Your objective:
Starting with the line that contains "Output the text content of this document.", reproduce each line through the end of the entries exactly as written.

• • • •

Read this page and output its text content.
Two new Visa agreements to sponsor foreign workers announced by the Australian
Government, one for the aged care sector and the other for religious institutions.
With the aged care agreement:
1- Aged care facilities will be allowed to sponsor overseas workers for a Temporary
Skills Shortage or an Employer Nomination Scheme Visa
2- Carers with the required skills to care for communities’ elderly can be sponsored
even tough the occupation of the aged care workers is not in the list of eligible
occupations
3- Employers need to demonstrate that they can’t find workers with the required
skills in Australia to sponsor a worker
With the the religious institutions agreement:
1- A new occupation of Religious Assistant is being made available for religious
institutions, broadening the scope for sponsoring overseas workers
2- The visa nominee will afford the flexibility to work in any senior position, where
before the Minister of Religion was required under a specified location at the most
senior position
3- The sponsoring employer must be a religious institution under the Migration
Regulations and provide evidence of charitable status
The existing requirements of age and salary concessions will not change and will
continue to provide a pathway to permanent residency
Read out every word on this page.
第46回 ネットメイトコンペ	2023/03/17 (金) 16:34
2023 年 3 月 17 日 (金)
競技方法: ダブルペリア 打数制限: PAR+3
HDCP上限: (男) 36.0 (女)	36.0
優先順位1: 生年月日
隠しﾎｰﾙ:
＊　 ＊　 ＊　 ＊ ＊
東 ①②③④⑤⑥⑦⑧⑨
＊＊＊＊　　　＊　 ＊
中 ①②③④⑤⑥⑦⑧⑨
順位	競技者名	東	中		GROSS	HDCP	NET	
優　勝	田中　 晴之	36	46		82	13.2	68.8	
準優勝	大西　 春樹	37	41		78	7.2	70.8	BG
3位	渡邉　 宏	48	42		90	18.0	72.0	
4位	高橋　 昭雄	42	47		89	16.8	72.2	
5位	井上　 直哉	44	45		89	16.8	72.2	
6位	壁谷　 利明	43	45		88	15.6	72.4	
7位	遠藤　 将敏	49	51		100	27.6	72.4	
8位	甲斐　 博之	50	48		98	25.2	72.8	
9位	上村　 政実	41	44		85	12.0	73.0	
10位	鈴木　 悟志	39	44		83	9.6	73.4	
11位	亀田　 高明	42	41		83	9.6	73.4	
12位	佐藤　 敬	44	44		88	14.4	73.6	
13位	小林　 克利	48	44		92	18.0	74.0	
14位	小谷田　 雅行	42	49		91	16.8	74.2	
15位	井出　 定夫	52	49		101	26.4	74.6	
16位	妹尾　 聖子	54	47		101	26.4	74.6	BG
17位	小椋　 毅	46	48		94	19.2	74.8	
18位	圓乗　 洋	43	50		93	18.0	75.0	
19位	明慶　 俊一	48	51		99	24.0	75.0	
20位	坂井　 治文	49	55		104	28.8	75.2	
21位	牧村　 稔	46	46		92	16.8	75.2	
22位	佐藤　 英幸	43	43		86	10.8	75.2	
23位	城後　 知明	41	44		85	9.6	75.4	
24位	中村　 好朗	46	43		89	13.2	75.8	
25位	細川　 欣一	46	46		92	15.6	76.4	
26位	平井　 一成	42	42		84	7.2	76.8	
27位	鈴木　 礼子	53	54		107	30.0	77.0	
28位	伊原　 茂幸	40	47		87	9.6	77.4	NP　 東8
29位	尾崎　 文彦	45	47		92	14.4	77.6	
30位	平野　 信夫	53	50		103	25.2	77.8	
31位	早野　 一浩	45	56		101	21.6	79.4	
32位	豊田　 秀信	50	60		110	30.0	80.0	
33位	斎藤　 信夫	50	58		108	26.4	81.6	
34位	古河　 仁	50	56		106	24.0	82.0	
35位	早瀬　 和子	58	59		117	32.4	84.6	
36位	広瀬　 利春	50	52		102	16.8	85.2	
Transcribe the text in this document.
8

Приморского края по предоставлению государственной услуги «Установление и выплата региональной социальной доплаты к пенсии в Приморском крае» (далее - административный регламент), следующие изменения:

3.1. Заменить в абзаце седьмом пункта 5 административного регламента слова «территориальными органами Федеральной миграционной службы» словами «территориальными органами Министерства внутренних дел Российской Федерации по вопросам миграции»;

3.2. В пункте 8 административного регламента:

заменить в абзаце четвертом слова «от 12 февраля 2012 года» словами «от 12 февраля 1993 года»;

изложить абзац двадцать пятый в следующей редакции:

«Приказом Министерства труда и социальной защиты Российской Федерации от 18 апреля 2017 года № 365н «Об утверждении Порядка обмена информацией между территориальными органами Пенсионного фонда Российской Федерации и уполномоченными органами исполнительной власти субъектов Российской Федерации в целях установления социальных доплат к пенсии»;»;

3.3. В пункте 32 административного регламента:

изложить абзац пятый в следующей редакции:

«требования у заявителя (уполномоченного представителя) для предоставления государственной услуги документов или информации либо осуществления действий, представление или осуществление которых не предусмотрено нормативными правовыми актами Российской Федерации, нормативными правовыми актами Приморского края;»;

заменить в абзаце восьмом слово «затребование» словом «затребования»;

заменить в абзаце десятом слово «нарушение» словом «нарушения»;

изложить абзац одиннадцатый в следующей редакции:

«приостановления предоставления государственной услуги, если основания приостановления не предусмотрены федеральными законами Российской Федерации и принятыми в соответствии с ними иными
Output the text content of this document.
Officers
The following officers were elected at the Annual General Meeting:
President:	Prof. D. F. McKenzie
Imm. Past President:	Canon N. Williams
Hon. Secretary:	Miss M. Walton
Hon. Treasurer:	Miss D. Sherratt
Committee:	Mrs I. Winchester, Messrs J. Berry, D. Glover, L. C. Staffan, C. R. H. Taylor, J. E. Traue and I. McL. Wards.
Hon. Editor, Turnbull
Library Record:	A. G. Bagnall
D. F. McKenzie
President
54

• • • •

Full answer:
Output the text content of this document.
Officers
The following officers were elected at the Annual General Meeting:
President:	Prof. D. F. McKenzie
Imm. Past President:	Canon N. Williams
Hon. Secretary:	Miss M. Walton
Hon. Treasurer:	Miss D. Sherratt
Committee:	Mrs I. Winchester, Messrs J. Berry, D. Glover, L. C. Staffan, C. R. H. Taylor, J. E. Traue and I. McL. Wards.
Hon. Editor, Turnbull
Library Record:	A. G. Bagnall
D. F. McKenzie
President
54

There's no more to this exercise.